■ Extract to read:
Segment Open

Common stock trades on Nasdaq as ECOR; the closing price was $5.12 per share on October 2, 2025. Shares outstanding were 7,995,903 as of October 2, 2025.
electroCore, Inc. filed a Form D as a new notice reporting a private securities offering under Rule 506(b). The issuer is a Delaware corporation headquartered in Rockaway, New Jersey. The filing indicates an indefinite offering with $0 sold to date and 0 investors so far. The filing discloses an inducement award: on September 10, 2025 Andy Brown was granted 10,000 restricted stock units (RSUs) outside existing plans under Nasdaq Listing Rule 5635(c)(4). The minimum investment is listed as $0, there are no sales commissions or finders fees reported, and the Form D was signed by CFO Joshua S. Lev on September 16, 2025. The company classified its industry as Other Health Care and identified issuer size as over $100,000,000.
Hilve Holdings Limited and Mikhail Stiskin disclosed beneficial ownership of 432,000 shares of electroCore, Inc. common stock, representing 5.7% of the outstanding shares based on 7,583,445 shares outstanding as of August 5, 2025. Hilve Holdings, a Cyprus company, holds the shares directly and has sole voting and dispositive power over them. Mr. Stiskin, an Israeli citizen and sole shareholder of Hilve Holdings, may be deemed the beneficial owner with identical sole voting and dispositive power. The filing states the stake was not acquired to change or influence control of the issuer.
electroCore, Inc. director Patricia Wilber received an annual award of 19,011 restricted stock units (RSUs) on 09/02/2025 that vest in 12 equal monthly installments from the grant date, but will vest in full earlier if the company holds its next annual meeting or upon a change of control, provided she remains in continuous service.
Following this grant, Ms. Wilber beneficially owns 72,325 shares, which includes 16,583 shares that vested from prior RSU grants and were previously reported. The Form 4 was filed by one reporting person and signed by an attorney-in-fact on 09/04/2025.

Segment Closed

■ Supplied entries:
Segment Open

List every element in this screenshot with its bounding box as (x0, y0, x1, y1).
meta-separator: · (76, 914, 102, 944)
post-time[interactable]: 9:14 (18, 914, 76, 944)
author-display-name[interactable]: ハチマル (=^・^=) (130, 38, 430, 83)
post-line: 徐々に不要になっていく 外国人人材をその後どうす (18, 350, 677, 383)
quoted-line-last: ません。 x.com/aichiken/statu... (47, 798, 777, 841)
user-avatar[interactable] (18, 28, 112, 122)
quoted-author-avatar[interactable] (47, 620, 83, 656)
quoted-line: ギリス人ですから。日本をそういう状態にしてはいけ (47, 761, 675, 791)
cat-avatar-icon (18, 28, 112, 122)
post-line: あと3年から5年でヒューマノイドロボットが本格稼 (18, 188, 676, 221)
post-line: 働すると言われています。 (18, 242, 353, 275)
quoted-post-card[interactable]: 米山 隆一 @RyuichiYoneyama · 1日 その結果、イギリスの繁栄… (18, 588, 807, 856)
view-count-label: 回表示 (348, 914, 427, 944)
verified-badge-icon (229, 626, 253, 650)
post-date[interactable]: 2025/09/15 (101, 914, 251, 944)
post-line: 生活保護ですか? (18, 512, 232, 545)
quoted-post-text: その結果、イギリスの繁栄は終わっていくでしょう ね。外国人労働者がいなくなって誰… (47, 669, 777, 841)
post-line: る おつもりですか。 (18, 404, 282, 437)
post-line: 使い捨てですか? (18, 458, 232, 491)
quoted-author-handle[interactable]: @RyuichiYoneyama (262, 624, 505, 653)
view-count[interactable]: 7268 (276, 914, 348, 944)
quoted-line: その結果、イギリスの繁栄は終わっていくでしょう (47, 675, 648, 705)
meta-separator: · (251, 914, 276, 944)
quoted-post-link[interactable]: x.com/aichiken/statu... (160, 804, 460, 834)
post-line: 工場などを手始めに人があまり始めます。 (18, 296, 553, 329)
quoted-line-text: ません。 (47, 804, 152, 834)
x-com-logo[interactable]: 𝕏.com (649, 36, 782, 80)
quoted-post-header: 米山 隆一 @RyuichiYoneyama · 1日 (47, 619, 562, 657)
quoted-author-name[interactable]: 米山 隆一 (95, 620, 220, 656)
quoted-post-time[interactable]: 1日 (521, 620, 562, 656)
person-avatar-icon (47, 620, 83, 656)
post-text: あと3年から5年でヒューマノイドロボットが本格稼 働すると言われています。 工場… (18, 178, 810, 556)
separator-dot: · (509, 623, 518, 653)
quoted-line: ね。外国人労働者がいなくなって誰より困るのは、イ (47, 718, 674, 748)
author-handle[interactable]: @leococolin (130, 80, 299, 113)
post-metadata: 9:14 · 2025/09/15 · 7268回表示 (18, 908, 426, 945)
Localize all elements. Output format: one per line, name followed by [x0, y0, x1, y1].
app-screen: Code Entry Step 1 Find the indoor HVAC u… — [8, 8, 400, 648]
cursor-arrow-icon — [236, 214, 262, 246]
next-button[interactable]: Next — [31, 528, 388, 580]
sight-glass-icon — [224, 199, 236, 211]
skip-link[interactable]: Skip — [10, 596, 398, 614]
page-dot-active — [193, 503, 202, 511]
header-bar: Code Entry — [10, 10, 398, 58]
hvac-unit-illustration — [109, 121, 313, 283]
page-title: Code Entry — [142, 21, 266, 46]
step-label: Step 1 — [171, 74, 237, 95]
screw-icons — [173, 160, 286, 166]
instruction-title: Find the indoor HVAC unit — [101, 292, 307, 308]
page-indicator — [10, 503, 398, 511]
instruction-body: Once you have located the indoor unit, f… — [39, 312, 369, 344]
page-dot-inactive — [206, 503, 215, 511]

Segment Closed

■ Work item: Reproduce everything in the electroCore filing summary from "Common stock trades" down to "of October 2, 2025.", replacing "closing price" with "last reported price".

■ Result:
Common stock trades on Nasdaq as ECOR; the last reported price was $5.12 per share on October 2, 2025. Shares outstanding were 7,995,903 as of October 2, 2025.